• _What the exercise asks_:
Copy out every line in the entries below that includes "name".

─── Records to use

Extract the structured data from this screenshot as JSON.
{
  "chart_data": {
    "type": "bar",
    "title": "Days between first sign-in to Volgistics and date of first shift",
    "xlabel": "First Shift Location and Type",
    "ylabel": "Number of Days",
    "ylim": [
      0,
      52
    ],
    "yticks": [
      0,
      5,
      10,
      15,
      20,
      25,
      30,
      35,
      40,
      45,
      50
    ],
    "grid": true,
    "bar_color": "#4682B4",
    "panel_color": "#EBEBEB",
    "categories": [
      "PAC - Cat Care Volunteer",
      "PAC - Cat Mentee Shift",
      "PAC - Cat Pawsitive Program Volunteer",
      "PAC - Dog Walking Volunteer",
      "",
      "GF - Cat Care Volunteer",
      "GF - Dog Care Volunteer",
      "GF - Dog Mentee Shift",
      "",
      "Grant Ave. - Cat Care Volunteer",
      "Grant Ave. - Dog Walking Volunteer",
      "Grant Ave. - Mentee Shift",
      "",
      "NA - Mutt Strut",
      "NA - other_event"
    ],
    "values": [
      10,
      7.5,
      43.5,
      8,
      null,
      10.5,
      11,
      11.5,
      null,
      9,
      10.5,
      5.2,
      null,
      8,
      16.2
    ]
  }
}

──────
─── Records to use

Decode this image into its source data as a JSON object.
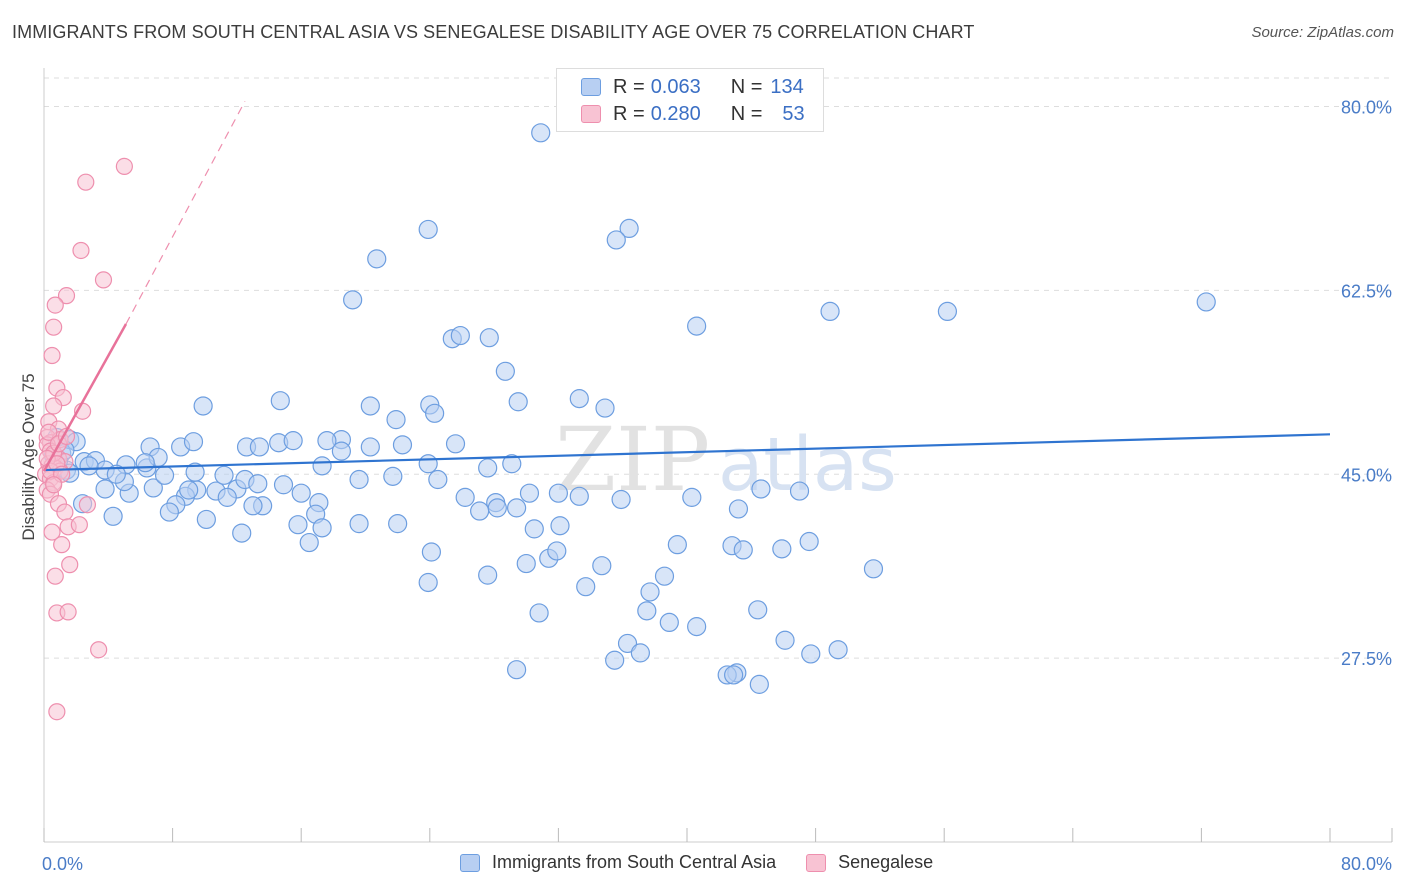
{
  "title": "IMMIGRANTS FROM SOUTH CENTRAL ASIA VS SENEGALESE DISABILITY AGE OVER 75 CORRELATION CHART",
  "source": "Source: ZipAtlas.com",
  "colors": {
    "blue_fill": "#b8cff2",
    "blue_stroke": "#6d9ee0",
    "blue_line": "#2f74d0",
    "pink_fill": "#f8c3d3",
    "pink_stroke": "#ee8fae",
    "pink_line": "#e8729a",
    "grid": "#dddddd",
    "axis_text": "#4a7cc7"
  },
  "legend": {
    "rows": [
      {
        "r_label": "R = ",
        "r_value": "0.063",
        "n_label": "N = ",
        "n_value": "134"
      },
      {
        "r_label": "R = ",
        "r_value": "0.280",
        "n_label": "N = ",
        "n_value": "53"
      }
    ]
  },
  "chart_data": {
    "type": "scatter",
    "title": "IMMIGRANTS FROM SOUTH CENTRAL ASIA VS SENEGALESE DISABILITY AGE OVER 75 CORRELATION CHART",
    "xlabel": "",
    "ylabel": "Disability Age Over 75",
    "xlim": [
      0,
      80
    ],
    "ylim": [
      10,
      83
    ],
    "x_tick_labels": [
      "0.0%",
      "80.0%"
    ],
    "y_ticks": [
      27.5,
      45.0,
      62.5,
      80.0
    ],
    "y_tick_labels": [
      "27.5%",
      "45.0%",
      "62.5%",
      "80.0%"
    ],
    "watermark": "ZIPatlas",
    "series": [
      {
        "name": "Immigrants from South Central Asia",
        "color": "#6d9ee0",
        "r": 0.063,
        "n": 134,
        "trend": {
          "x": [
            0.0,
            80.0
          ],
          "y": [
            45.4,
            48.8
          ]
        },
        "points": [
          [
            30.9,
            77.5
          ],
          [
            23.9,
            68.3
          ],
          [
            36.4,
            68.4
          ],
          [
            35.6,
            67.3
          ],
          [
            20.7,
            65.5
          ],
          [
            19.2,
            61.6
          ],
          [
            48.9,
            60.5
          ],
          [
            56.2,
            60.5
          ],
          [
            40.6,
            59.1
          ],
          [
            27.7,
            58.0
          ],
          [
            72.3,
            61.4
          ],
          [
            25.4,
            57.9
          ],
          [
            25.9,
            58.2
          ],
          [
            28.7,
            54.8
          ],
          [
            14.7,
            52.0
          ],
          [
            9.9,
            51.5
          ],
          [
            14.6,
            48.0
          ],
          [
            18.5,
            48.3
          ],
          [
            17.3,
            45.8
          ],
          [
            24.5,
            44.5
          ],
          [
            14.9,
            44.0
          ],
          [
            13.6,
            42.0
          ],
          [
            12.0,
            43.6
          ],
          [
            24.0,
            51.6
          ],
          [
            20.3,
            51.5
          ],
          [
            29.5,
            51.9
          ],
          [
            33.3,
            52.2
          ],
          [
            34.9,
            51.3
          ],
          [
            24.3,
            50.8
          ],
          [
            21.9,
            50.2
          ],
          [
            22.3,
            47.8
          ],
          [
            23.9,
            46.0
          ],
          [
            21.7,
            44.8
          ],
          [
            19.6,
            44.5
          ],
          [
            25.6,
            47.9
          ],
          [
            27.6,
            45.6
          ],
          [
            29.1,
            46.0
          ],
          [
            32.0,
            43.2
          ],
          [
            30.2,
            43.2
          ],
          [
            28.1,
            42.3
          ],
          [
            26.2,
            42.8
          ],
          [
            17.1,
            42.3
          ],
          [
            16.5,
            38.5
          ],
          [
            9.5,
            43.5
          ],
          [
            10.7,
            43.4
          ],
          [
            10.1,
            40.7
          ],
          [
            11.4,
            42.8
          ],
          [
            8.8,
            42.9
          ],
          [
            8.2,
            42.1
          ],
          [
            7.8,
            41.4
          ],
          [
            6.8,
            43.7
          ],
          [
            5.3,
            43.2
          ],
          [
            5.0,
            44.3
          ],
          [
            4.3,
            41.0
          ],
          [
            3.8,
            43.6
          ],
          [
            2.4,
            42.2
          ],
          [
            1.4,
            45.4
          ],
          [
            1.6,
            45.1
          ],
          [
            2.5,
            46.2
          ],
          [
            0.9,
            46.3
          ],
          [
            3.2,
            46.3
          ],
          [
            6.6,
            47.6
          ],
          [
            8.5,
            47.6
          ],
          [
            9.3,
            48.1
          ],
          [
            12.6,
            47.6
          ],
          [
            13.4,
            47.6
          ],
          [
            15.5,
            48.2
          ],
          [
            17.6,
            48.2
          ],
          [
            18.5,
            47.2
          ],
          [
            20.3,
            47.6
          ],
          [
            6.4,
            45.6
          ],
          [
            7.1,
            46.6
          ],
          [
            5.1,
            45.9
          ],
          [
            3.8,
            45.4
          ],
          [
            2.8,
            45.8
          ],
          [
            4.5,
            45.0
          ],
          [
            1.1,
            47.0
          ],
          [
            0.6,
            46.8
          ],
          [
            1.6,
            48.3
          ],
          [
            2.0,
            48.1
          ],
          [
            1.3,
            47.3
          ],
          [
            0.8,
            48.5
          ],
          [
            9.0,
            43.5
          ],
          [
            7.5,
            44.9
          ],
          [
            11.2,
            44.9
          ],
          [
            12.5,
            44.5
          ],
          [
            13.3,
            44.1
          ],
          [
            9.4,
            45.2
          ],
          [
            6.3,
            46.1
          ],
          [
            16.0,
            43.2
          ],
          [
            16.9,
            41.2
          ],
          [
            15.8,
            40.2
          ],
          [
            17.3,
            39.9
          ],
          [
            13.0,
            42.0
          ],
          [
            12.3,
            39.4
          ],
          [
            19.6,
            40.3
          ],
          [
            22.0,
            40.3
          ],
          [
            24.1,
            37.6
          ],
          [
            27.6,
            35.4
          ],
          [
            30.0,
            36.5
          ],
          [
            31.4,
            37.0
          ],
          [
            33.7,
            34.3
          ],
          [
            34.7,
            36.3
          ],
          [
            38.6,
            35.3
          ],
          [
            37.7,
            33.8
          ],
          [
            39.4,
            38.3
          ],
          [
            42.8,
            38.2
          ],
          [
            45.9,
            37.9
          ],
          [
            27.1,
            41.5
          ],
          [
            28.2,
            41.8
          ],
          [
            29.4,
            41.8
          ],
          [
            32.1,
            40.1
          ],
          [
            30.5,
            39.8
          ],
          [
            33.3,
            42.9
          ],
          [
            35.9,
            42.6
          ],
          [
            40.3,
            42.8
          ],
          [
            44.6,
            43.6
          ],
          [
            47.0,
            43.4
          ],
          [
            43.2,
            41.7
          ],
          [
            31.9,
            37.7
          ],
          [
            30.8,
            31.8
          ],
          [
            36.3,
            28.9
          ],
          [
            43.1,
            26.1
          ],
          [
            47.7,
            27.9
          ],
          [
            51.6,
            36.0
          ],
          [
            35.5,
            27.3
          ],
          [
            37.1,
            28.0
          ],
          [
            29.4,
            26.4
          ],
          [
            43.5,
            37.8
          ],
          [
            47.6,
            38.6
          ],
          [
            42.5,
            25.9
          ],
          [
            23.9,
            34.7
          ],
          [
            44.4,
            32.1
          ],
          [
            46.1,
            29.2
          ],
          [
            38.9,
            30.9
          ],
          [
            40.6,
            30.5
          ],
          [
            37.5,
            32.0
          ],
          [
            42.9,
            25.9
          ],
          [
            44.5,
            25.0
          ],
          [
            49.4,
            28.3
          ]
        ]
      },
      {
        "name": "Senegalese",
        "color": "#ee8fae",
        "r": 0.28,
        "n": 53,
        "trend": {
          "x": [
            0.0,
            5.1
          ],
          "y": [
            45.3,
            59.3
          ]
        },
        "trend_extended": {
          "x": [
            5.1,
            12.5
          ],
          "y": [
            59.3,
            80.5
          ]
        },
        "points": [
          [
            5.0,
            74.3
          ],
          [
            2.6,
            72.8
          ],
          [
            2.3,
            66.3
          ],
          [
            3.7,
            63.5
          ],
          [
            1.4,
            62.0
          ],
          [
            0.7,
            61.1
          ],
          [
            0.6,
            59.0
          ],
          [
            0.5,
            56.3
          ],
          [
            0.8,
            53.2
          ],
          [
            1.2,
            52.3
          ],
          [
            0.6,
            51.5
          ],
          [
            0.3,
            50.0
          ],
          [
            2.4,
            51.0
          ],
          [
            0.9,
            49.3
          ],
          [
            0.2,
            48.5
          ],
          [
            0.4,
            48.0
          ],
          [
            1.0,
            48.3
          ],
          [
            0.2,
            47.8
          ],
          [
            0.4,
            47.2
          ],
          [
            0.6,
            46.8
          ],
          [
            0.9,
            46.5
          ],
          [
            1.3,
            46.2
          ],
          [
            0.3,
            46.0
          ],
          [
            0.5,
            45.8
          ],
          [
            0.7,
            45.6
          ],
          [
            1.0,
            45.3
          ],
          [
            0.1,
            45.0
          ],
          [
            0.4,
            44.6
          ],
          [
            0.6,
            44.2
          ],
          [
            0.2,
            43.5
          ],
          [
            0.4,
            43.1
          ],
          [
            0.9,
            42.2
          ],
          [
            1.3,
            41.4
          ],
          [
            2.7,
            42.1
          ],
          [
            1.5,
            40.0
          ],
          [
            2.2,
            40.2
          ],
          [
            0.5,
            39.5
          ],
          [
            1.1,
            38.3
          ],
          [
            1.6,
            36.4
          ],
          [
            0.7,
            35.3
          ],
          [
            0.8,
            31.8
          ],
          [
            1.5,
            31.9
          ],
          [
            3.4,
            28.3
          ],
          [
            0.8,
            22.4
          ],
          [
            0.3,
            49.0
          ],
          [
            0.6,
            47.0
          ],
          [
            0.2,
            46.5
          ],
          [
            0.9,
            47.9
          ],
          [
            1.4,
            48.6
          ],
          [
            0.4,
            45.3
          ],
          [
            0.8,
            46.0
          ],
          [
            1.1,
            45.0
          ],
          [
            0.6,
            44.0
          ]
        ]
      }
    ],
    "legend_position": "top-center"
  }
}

──────

• _Exercise output_:
        "name": "Immigrants from South Central Asia",
        "name": "Senegalese",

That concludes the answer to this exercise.